> _Problem statement_: Output the data verbatim, from its first line through the line containing "range-gate (376, 239, 385, 248)", with both of those lines included.

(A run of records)

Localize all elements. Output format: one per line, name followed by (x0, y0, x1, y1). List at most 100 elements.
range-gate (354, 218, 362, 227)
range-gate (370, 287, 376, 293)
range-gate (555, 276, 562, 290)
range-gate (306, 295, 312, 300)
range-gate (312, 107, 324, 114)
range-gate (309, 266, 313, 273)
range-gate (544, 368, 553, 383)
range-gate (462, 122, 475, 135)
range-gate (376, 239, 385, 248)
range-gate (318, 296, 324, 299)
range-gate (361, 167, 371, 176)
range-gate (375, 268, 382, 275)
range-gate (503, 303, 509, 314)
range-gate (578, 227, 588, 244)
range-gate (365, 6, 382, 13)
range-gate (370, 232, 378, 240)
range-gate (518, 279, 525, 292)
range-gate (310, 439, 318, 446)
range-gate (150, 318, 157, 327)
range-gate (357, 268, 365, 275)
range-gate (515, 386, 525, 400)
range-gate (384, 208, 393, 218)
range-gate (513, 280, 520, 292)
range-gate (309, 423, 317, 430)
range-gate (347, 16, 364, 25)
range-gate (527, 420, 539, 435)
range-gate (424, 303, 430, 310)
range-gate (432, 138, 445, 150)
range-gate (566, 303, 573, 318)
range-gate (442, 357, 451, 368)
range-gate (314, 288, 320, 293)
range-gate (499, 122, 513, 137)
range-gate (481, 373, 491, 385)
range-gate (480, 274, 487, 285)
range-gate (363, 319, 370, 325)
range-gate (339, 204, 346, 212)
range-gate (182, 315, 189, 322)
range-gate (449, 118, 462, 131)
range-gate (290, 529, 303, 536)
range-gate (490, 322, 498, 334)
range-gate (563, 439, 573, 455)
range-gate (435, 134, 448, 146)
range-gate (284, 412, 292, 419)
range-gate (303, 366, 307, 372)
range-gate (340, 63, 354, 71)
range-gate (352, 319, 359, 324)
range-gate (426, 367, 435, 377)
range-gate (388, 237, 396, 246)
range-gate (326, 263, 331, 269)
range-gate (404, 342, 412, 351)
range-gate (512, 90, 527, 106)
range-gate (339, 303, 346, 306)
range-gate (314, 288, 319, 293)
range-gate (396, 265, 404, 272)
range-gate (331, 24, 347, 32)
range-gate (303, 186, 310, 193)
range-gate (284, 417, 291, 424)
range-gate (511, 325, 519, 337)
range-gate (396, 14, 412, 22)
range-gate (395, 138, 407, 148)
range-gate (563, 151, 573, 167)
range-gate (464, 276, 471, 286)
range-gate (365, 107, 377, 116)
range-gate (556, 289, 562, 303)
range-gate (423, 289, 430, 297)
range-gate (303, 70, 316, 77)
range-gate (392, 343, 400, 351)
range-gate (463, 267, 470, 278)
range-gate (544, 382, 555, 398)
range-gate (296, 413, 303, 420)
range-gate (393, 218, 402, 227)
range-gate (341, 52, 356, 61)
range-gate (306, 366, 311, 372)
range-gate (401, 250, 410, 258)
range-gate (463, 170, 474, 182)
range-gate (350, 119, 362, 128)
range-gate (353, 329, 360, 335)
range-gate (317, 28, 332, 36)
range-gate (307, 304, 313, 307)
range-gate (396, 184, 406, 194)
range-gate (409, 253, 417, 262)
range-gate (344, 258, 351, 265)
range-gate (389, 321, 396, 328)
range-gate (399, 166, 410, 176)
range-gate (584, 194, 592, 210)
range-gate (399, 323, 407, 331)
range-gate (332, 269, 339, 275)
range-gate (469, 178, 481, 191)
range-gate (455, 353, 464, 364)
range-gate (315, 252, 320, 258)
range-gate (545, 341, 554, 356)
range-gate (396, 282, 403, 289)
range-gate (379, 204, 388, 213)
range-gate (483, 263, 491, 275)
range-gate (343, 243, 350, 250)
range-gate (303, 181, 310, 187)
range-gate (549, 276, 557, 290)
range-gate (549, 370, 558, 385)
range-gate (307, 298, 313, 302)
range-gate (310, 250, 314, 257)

> _Correct output_:
Localize all elements. Output format: one per line, name followed by (x0, y0, x1, y1). List at most 100 elements.
range-gate (354, 218, 362, 227)
range-gate (370, 287, 376, 293)
range-gate (555, 276, 562, 290)
range-gate (306, 295, 312, 300)
range-gate (312, 107, 324, 114)
range-gate (309, 266, 313, 273)
range-gate (544, 368, 553, 383)
range-gate (462, 122, 475, 135)
range-gate (376, 239, 385, 248)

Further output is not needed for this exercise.